» INSTRUCTIONS FOR THE TASK
Give the records back in full, exactly as they read.

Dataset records
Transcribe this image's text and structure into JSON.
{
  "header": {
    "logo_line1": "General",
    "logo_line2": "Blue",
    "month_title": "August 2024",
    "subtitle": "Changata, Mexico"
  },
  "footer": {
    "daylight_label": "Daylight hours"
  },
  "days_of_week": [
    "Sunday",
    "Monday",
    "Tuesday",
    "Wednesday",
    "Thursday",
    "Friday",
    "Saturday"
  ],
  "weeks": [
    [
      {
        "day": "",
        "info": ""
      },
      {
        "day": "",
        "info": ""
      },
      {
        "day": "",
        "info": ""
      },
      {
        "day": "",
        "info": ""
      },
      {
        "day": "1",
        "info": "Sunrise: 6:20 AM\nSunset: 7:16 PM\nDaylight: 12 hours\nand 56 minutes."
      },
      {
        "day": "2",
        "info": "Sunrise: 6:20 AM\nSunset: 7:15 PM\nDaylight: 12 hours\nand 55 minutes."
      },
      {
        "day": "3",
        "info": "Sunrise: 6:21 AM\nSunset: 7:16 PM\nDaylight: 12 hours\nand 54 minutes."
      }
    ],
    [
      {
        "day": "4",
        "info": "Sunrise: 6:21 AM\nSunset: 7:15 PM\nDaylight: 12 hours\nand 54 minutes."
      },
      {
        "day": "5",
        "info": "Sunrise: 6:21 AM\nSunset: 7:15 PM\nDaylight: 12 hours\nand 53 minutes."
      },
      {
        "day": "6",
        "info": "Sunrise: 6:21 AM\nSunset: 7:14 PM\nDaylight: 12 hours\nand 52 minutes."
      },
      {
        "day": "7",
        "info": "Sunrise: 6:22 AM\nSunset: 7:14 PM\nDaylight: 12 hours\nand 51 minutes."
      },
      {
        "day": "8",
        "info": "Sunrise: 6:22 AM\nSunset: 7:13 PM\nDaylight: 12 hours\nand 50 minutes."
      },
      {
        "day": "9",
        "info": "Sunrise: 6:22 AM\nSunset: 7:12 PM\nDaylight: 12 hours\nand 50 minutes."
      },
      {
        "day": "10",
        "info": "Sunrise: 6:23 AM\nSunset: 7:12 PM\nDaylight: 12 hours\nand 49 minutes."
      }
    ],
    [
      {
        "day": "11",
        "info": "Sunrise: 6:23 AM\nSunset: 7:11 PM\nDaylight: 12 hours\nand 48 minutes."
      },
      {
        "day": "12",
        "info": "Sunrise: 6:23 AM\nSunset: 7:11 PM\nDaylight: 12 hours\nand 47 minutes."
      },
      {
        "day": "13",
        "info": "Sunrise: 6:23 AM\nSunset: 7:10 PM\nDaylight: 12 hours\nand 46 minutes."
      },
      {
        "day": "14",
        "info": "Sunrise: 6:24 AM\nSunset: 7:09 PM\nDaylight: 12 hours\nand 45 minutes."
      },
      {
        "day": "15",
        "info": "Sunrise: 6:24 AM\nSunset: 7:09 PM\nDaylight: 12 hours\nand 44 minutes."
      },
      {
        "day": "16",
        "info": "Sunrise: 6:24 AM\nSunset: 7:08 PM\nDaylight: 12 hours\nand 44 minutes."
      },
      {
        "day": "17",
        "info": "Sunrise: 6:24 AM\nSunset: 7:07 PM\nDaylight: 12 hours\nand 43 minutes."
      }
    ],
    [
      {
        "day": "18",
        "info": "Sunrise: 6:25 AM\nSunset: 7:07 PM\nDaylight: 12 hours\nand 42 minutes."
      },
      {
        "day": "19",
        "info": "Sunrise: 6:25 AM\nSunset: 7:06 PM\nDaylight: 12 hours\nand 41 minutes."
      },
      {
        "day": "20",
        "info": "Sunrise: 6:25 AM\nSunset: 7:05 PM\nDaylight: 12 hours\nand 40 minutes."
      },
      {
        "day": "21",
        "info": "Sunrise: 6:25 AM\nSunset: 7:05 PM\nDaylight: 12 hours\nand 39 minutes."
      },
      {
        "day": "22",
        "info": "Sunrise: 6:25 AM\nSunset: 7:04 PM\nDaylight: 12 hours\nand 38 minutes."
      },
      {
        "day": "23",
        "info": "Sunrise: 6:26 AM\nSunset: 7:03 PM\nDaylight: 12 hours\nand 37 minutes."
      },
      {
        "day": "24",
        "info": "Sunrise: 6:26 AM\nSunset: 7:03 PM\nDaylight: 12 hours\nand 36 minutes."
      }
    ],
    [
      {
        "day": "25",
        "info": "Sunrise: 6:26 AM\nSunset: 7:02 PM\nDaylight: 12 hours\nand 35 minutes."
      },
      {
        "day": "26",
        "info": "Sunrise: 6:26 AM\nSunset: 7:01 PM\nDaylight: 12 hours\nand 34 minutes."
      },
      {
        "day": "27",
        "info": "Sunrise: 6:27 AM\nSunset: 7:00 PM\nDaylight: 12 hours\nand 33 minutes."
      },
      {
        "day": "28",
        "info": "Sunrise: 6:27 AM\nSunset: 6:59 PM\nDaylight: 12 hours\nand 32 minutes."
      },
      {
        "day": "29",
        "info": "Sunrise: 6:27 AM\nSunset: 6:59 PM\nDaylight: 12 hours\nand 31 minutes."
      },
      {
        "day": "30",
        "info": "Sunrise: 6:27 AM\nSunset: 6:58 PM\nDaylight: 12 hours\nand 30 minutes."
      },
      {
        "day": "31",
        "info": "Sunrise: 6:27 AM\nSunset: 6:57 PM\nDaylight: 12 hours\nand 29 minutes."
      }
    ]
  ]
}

» THE REPLY
Transcribe this image's text and structure into JSON.
{
  "header": {
    "logo_line1": "General",
    "logo_line2": "Blue",
    "month_title": "August 2024",
    "subtitle": "Changata, Mexico"
  },
  "footer": {
    "daylight_label": "Daylight hours"
  },
  "days_of_week": [
    "Sunday",
    "Monday",
    "Tuesday",
    "Wednesday",
    "Thursday",
    "Friday",
    "Saturday"
  ],
  "weeks": [
    [
      {
        "day": "",
        "info": ""
      },
      {
        "day": "",
        "info": ""
      },
      {
        "day": "",
        "info": ""
      },
      {
        "day": "",
        "info": ""
      },
      {
        "day": "1",
        "info": "Sunrise: 6:20 AM\nSunset: 7:16 PM\nDaylight: 12 hours\nand 56 minutes."
      },
      {
        "day": "2",
        "info": "Sunrise: 6:20 AM\nSunset: 7:15 PM\nDaylight: 12 hours\nand 55 minutes."
      },
      {
        "day": "3",
        "info": "Sunrise: 6:21 AM\nSunset: 7:16 PM\nDaylight: 12 hours\nand 54 minutes."
      }
    ],
    [
      {
        "day": "4",
        "info": "Sunrise: 6:21 AM\nSunset: 7:15 PM\nDaylight: 12 hours\nand 54 minutes."
      },
      {
        "day": "5",
        "info": "Sunrise: 6:21 AM\nSunset: 7:15 PM\nDaylight: 12 hours\nand 53 minutes."
      },
      {
        "day": "6",
        "info": "Sunrise: 6:21 AM\nSunset: 7:14 PM\nDaylight: 12 hours\nand 52 minutes."
      },
      {
        "day": "7",
        "info": "Sunrise: 6:22 AM\nSunset: 7:14 PM\nDaylight: 12 hours\nand 51 minutes."
      },
      {
        "day": "8",
        "info": "Sunrise: 6:22 AM\nSunset: 7:13 PM\nDaylight: 12 hours\nand 50 minutes."
      },
      {
        "day": "9",
        "info": "Sunrise: 6:22 AM\nSunset: 7:12 PM\nDaylight: 12 hours\nand 50 minutes."
      },
      {
        "day": "10",
        "info": "Sunrise: 6:23 AM\nSunset: 7:12 PM\nDaylight: 12 hours\nand 49 minutes."
      }
    ],
    [
      {
        "day": "11",
        "info": "Sunrise: 6:23 AM\nSunset: 7:11 PM\nDaylight: 12 hours\nand 48 minutes."
      },
      {
        "day": "12",
        "info": "Sunrise: 6:23 AM\nSunset: 7:11 PM\nDaylight: 12 hours\nand 47 minutes."
      },
      {
        "day": "13",
        "info": "Sunrise: 6:23 AM\nSunset: 7:10 PM\nDaylight: 12 hours\nand 46 minutes."
      },
      {
        "day": "14",
        "info": "Sunrise: 6:24 AM\nSunset: 7:09 PM\nDaylight: 12 hours\nand 45 minutes."
      },
      {
        "day": "15",
        "info": "Sunrise: 6:24 AM\nSunset: 7:09 PM\nDaylight: 12 hours\nand 44 minutes."
      },
      {
        "day": "16",
        "info": "Sunrise: 6:24 AM\nSunset: 7:08 PM\nDaylight: 12 hours\nand 44 minutes."
      },
      {
        "day": "17",
        "info": "Sunrise: 6:24 AM\nSunset: 7:07 PM\nDaylight: 12 hours\nand 43 minutes."
      }
    ],
    [
      {
        "day": "18",
        "info": "Sunrise: 6:25 AM\nSunset: 7:07 PM\nDaylight: 12 hours\nand 42 minutes."
      },
      {
        "day": "19",
        "info": "Sunrise: 6:25 AM\nSunset: 7:06 PM\nDaylight: 12 hours\nand 41 minutes."
      },
      {
        "day": "20",
        "info": "Sunrise: 6:25 AM\nSunset: 7:05 PM\nDaylight: 12 hours\nand 40 minutes."
      },
      {
        "day": "21",
        "info": "Sunrise: 6:25 AM\nSunset: 7:05 PM\nDaylight: 12 hours\nand 39 minutes."
      },
      {
        "day": "22",
        "info": "Sunrise: 6:25 AM\nSunset: 7:04 PM\nDaylight: 12 hours\nand 38 minutes."
      },
      {
        "day": "23",
        "info": "Sunrise: 6:26 AM\nSunset: 7:03 PM\nDaylight: 12 hours\nand 37 minutes."
      },
      {
        "day": "24",
        "info": "Sunrise: 6:26 AM\nSunset: 7:03 PM\nDaylight: 12 hours\nand 36 minutes."
      }
    ],
    [
      {
        "day": "25",
        "info": "Sunrise: 6:26 AM\nSunset: 7:02 PM\nDaylight: 12 hours\nand 35 minutes."
      },
      {
        "day": "26",
        "info": "Sunrise: 6:26 AM\nSunset: 7:01 PM\nDaylight: 12 hours\nand 34 minutes."
      },
      {
        "day": "27",
        "info": "Sunrise: 6:27 AM\nSunset: 7:00 PM\nDaylight: 12 hours\nand 33 minutes."
      },
      {
        "day": "28",
        "info": "Sunrise: 6:27 AM\nSunset: 6:59 PM\nDaylight: 12 hours\nand 32 minutes."
      },
      {
        "day": "29",
        "info": "Sunrise: 6:27 AM\nSunset: 6:59 PM\nDaylight: 12 hours\nand 31 minutes."
      },
      {
        "day": "30",
        "info": "Sunrise: 6:27 AM\nSunset: 6:58 PM\nDaylight: 12 hours\nand 30 minutes."
      },
      {
        "day": "31",
        "info": "Sunrise: 6:27 AM\nSunset: 6:57 PM\nDaylight: 12 hours\nand 29 minutes."
      }
    ]
  ]
}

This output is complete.